begin RECORDS SUPPLIED

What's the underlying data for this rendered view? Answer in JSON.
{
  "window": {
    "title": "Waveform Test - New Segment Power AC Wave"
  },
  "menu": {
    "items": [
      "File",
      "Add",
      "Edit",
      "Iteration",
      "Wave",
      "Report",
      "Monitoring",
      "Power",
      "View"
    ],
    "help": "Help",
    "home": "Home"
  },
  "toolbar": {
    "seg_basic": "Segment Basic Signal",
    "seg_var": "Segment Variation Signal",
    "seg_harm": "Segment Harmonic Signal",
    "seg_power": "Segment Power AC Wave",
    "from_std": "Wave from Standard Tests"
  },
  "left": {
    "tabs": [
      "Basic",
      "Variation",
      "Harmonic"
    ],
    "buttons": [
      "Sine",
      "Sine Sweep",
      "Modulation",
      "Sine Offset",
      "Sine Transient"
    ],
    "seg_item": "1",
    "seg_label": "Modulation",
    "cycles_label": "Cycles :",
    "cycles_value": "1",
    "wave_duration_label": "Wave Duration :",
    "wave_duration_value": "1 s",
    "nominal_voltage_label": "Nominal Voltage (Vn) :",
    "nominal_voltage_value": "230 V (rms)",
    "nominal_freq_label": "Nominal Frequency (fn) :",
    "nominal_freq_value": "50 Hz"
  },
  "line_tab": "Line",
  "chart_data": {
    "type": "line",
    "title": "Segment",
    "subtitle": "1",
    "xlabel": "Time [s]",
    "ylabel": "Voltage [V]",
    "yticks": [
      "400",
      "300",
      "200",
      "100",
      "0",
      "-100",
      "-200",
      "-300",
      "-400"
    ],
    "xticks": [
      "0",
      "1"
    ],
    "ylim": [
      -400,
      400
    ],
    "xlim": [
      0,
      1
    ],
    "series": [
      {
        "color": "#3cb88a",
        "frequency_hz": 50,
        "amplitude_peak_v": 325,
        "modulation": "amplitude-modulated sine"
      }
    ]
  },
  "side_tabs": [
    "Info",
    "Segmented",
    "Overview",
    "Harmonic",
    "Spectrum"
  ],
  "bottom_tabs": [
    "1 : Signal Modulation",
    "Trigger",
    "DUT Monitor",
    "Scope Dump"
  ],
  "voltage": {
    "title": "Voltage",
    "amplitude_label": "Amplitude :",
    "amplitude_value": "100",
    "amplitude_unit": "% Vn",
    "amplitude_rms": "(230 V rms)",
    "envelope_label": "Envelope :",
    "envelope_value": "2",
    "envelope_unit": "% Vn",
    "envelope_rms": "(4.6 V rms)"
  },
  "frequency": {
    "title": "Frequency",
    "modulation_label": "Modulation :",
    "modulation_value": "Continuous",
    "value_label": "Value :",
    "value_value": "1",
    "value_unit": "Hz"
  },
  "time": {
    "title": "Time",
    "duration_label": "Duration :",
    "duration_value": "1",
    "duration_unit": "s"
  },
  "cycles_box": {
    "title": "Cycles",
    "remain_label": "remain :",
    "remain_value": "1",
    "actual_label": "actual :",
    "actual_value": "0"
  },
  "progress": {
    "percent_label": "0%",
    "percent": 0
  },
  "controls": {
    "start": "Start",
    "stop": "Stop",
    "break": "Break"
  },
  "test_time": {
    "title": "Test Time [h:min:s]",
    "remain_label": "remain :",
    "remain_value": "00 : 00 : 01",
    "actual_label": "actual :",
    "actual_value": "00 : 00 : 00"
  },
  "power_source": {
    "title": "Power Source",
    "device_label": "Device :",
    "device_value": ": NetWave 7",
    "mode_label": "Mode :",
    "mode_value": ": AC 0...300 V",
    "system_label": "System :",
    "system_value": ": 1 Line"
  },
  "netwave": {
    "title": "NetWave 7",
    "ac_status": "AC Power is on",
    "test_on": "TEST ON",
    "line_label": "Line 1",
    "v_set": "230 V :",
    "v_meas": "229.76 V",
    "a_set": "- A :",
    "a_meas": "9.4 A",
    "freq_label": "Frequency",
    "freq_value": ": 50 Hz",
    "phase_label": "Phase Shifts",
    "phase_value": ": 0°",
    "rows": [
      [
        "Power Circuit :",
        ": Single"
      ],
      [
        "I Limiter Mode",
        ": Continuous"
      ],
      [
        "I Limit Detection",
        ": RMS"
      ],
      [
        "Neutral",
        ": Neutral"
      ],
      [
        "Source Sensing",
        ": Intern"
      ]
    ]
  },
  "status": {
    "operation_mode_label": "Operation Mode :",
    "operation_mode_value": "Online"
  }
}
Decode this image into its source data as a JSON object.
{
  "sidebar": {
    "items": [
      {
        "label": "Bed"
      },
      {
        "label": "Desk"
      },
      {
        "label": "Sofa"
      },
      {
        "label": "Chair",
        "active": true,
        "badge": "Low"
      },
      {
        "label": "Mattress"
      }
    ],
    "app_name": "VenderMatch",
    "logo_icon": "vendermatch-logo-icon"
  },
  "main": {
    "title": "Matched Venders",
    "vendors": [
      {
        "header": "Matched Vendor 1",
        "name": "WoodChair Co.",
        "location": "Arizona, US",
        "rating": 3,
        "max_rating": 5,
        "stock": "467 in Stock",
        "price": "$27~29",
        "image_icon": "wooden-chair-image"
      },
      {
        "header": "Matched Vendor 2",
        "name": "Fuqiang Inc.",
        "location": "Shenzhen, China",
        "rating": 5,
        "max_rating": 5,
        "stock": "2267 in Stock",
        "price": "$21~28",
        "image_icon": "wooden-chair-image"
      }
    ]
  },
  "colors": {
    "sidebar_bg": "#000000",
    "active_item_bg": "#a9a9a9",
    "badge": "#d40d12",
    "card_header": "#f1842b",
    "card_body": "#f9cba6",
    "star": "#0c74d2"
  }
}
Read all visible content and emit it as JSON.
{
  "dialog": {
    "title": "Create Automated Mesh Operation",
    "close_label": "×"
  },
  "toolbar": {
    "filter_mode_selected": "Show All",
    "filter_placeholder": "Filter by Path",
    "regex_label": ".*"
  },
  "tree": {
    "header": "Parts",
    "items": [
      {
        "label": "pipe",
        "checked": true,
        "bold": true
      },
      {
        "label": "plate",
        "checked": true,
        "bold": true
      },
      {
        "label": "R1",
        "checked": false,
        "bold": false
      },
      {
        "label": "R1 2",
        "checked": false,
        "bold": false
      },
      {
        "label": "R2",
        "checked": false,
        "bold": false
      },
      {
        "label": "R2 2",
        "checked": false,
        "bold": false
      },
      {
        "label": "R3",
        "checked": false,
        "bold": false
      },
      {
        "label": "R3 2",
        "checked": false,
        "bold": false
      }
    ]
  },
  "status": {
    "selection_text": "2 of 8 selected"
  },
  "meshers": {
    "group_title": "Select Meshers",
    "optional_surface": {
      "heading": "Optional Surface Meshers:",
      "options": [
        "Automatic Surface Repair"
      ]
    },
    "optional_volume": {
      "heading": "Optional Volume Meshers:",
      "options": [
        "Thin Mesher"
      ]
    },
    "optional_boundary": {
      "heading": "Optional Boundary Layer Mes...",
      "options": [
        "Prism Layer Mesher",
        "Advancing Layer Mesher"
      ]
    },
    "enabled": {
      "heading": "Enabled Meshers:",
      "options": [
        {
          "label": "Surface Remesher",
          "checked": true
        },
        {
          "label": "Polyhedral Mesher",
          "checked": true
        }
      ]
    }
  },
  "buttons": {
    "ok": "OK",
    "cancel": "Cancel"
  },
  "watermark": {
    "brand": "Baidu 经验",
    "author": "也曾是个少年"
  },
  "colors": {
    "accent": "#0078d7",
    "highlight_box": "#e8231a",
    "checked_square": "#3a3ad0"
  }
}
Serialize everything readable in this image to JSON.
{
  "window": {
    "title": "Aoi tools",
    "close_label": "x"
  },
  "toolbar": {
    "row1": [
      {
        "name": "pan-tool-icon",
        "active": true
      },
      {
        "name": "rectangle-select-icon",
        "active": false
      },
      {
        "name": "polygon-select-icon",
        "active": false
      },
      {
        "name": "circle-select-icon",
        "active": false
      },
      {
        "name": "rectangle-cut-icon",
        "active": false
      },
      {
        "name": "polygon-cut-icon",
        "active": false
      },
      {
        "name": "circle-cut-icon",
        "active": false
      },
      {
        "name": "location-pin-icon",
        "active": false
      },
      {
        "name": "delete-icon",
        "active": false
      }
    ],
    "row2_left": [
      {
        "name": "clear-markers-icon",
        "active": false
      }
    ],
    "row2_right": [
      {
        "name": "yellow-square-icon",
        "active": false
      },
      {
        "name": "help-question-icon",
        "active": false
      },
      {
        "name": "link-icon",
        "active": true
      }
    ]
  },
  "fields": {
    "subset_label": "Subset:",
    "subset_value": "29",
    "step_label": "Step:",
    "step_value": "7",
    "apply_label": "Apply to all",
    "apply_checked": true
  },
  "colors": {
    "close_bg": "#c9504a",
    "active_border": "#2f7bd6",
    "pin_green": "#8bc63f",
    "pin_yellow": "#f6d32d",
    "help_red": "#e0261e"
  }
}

end RECORDS SUPPLIED

*WHAT YOU ARE ASKED TO DO:* Tell how many lines hold the string "circle", giving the number and nothing else.

*RESULT FOR THIS TASK:* 2